» **Task instructions**
Repeat each record exactly. Any picture gets left out.

==== Given records ====

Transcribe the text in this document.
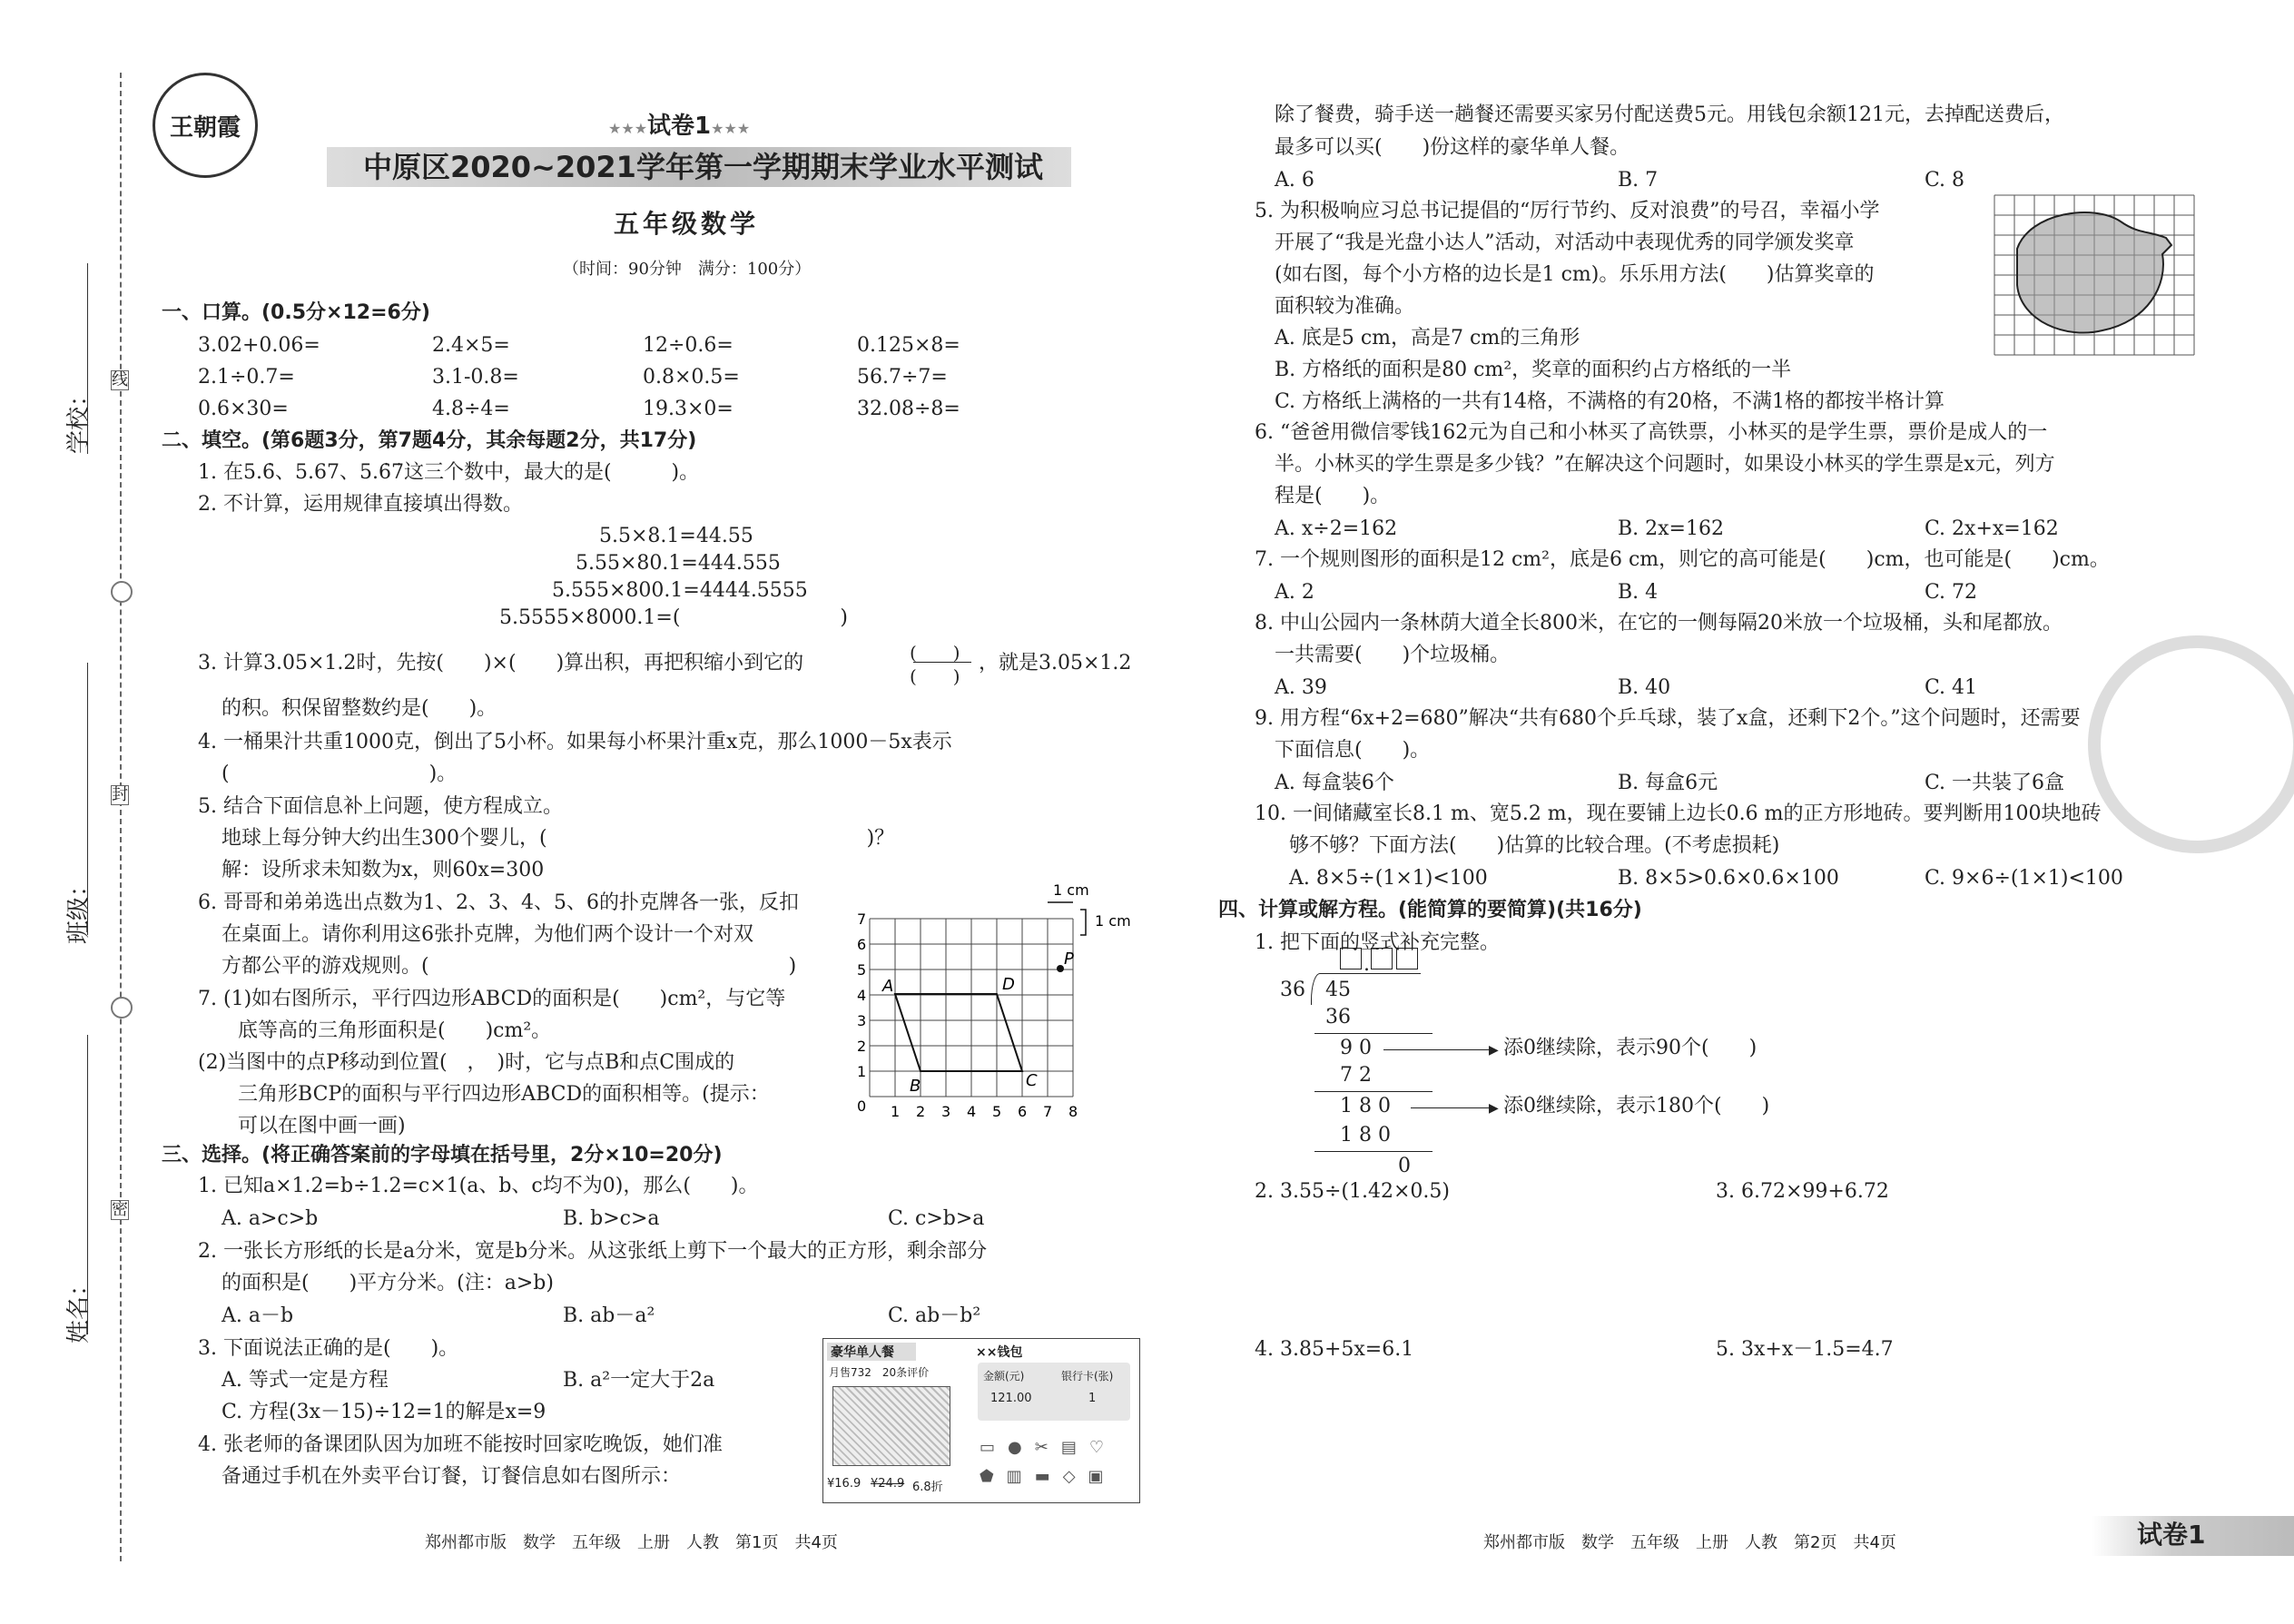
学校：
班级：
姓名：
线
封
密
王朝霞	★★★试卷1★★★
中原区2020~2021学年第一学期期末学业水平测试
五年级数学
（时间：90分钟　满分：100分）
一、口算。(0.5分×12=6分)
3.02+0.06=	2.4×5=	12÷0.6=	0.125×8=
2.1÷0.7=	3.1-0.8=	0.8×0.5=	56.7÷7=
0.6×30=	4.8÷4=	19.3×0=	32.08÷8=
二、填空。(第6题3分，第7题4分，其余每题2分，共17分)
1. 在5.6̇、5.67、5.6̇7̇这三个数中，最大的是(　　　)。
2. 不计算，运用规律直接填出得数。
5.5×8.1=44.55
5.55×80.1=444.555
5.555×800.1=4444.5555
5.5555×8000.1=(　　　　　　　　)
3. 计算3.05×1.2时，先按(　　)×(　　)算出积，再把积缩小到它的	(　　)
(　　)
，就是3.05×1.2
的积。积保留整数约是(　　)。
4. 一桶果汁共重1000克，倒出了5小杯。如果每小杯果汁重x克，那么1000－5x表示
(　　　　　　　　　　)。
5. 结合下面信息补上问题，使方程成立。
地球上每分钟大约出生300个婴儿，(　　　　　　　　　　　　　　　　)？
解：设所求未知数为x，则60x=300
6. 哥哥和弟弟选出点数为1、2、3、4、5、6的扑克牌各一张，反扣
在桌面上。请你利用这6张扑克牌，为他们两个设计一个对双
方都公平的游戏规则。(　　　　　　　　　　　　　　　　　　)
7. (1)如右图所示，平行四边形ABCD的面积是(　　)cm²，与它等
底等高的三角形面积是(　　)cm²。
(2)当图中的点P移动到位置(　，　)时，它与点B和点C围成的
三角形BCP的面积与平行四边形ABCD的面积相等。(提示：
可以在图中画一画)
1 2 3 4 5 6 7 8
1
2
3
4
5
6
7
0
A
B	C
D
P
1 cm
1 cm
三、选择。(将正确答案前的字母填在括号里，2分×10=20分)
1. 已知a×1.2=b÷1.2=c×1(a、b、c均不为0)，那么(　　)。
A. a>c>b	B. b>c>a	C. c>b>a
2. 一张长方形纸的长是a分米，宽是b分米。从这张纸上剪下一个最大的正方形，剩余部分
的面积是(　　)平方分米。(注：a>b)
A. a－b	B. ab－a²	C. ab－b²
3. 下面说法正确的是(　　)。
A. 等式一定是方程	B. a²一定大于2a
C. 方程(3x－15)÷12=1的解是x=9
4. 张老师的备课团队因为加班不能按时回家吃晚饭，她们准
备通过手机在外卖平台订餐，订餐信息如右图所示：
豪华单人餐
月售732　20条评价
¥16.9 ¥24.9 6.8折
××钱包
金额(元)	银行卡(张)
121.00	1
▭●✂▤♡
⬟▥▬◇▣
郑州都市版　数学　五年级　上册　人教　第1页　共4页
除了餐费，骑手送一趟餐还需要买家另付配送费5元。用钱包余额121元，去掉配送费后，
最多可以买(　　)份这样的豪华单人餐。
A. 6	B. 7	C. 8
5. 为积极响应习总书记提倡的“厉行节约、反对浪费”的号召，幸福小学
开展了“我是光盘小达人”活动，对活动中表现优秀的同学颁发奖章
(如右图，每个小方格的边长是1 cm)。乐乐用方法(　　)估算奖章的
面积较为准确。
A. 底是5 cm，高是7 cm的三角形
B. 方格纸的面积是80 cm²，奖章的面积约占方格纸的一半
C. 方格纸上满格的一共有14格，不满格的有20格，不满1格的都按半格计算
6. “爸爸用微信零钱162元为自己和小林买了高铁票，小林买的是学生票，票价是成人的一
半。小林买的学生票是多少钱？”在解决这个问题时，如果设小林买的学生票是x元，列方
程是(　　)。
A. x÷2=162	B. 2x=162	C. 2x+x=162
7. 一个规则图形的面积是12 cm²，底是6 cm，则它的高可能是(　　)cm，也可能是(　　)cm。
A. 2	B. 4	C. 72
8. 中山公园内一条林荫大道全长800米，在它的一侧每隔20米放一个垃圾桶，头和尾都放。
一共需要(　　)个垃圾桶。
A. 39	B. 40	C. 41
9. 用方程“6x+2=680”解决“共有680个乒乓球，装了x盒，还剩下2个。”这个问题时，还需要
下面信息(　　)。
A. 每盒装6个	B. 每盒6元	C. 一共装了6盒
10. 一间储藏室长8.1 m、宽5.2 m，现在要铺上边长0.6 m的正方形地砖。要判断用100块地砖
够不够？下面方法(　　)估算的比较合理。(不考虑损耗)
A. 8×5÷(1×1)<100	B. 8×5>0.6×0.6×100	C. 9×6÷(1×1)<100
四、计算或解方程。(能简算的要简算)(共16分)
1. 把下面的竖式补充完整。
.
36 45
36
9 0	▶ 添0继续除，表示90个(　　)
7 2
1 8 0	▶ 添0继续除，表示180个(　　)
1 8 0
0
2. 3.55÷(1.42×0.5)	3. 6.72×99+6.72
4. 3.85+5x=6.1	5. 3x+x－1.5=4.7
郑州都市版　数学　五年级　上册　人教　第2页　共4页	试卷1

====

» **Answer for this exercise**
Transcribe the text in this document.
学校：
班级：
姓名：
线
封
密
王朝霞	★★★试卷1★★★
中原区2020~2021学年第一学期期末学业水平测试
五年级数学
（时间：90分钟　满分：100分）
一、口算。(0.5分×12=6分)
3.02+0.06=	2.4×5=	12÷0.6=	0.125×8=
2.1÷0.7=	3.1-0.8=	0.8×0.5=	56.7÷7=
0.6×30=	4.8÷4=	19.3×0=	32.08÷8=
二、填空。(第6题3分，第7题4分，其余每题2分，共17分)
1. 在5.6̇、5.67、5.6̇7̇这三个数中，最大的是(　　　)。
2. 不计算，运用规律直接填出得数。
5.5×8.1=44.55
5.55×80.1=444.555
5.555×800.1=4444.5555
5.5555×8000.1=(　　　　　　　　)
3. 计算3.05×1.2时，先按(　　)×(　　)算出积，再把积缩小到它的	(　　)
(　　)
，就是3.05×1.2
的积。积保留整数约是(　　)。
4. 一桶果汁共重1000克，倒出了5小杯。如果每小杯果汁重x克，那么1000－5x表示
(　　　　　　　　　　)。
5. 结合下面信息补上问题，使方程成立。
地球上每分钟大约出生300个婴儿，(　　　　　　　　　　　　　　　　)？
解：设所求未知数为x，则60x=300
6. 哥哥和弟弟选出点数为1、2、3、4、5、6的扑克牌各一张，反扣
在桌面上。请你利用这6张扑克牌，为他们两个设计一个对双
方都公平的游戏规则。(　　　　　　　　　　　　　　　　　　)
7. (1)如右图所示，平行四边形ABCD的面积是(　　)cm²，与它等
底等高的三角形面积是(　　)cm²。
(2)当图中的点P移动到位置(　，　)时，它与点B和点C围成的
三角形BCP的面积与平行四边形ABCD的面积相等。(提示：
可以在图中画一画)
1 2 3 4 5 6 7 8
1
2
3
4
5
6
7
0
A
B	C
D
P
1 cm
1 cm
三、选择。(将正确答案前的字母填在括号里，2分×10=20分)
1. 已知a×1.2=b÷1.2=c×1(a、b、c均不为0)，那么(　　)。
A. a>c>b	B. b>c>a	C. c>b>a
2. 一张长方形纸的长是a分米，宽是b分米。从这张纸上剪下一个最大的正方形，剩余部分
的面积是(　　)平方分米。(注：a>b)
A. a－b	B. ab－a²	C. ab－b²
3. 下面说法正确的是(　　)。
A. 等式一定是方程	B. a²一定大于2a
C. 方程(3x－15)÷12=1的解是x=9
4. 张老师的备课团队因为加班不能按时回家吃晚饭，她们准
备通过手机在外卖平台订餐，订餐信息如右图所示：
豪华单人餐
月售732　20条评价
¥16.9 ¥24.9 6.8折
××钱包
金额(元)	银行卡(张)
121.00	1
▭●✂▤♡
⬟▥▬◇▣
郑州都市版　数学　五年级　上册　人教　第1页　共4页
除了餐费，骑手送一趟餐还需要买家另付配送费5元。用钱包余额121元，去掉配送费后，
最多可以买(　　)份这样的豪华单人餐。
A. 6	B. 7	C. 8
5. 为积极响应习总书记提倡的“厉行节约、反对浪费”的号召，幸福小学
开展了“我是光盘小达人”活动，对活动中表现优秀的同学颁发奖章
(如右图，每个小方格的边长是1 cm)。乐乐用方法(　　)估算奖章的
面积较为准确。
A. 底是5 cm，高是7 cm的三角形
B. 方格纸的面积是80 cm²，奖章的面积约占方格纸的一半
C. 方格纸上满格的一共有14格，不满格的有20格，不满1格的都按半格计算
6. “爸爸用微信零钱162元为自己和小林买了高铁票，小林买的是学生票，票价是成人的一
半。小林买的学生票是多少钱？”在解决这个问题时，如果设小林买的学生票是x元，列方
程是(　　)。
A. x÷2=162	B. 2x=162	C. 2x+x=162
7. 一个规则图形的面积是12 cm²，底是6 cm，则它的高可能是(　　)cm，也可能是(　　)cm。
A. 2	B. 4	C. 72
8. 中山公园内一条林荫大道全长800米，在它的一侧每隔20米放一个垃圾桶，头和尾都放。
一共需要(　　)个垃圾桶。
A. 39	B. 40	C. 41
9. 用方程“6x+2=680”解决“共有680个乒乓球，装了x盒，还剩下2个。”这个问题时，还需要
下面信息(　　)。
A. 每盒装6个	B. 每盒6元	C. 一共装了6盒
10. 一间储藏室长8.1 m、宽5.2 m，现在要铺上边长0.6 m的正方形地砖。要判断用100块地砖
够不够？下面方法(　　)估算的比较合理。(不考虑损耗)
A. 8×5÷(1×1)<100	B. 8×5>0.6×0.6×100	C. 9×6÷(1×1)<100
四、计算或解方程。(能简算的要简算)(共16分)
1. 把下面的竖式补充完整。
.
36 45
36
9 0	▶ 添0继续除，表示90个(　　)
7 2
1 8 0	▶ 添0继续除，表示180个(　　)
1 8 0
0
2. 3.55÷(1.42×0.5)	3. 6.72×99+6.72
4. 3.85+5x=6.1	5. 3x+x－1.5=4.7
郑州都市版　数学　五年级　上册　人教　第2页　共4页	试卷1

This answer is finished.